> WHAT YOU HAVE TO DO: State how many lines in the listing below include the word "Healthy". Give nothing but the number.

(Stored data)
....................

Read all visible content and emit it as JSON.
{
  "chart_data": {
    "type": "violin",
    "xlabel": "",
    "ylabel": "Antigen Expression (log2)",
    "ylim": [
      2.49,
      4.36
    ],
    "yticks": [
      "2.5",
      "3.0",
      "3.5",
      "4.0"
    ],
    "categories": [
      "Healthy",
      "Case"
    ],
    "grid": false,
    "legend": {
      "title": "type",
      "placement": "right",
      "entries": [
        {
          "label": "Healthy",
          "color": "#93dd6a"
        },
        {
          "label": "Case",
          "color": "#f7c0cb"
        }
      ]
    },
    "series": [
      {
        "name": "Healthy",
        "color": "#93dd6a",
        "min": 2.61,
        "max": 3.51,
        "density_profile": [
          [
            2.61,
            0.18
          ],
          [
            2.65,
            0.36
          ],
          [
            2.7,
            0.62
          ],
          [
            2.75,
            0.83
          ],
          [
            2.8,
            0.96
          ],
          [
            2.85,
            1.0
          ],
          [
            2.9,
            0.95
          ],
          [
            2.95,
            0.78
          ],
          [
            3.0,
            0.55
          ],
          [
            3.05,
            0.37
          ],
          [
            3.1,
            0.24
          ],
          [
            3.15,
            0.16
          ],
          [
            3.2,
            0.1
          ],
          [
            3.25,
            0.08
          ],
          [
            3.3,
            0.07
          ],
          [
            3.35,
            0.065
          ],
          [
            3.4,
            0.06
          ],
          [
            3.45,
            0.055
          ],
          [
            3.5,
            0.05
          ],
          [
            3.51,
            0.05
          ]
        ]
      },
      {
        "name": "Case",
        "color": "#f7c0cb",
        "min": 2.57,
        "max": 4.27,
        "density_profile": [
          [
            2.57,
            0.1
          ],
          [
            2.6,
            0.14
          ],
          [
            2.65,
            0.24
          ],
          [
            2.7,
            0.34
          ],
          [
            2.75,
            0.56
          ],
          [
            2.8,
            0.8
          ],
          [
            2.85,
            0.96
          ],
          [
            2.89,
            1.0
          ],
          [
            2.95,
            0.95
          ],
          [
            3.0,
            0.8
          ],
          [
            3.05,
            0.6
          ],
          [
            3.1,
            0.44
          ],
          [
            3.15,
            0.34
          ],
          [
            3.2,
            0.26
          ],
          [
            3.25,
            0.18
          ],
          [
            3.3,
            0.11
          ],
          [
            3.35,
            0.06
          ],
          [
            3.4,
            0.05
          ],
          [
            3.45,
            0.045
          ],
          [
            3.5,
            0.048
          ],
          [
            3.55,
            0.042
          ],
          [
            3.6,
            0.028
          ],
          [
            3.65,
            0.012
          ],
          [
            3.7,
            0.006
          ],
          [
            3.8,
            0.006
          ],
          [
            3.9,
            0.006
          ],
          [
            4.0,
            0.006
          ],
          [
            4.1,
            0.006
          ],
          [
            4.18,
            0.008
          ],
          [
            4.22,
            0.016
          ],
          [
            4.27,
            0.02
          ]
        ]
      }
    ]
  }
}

....................

> THE RESPONSE: 3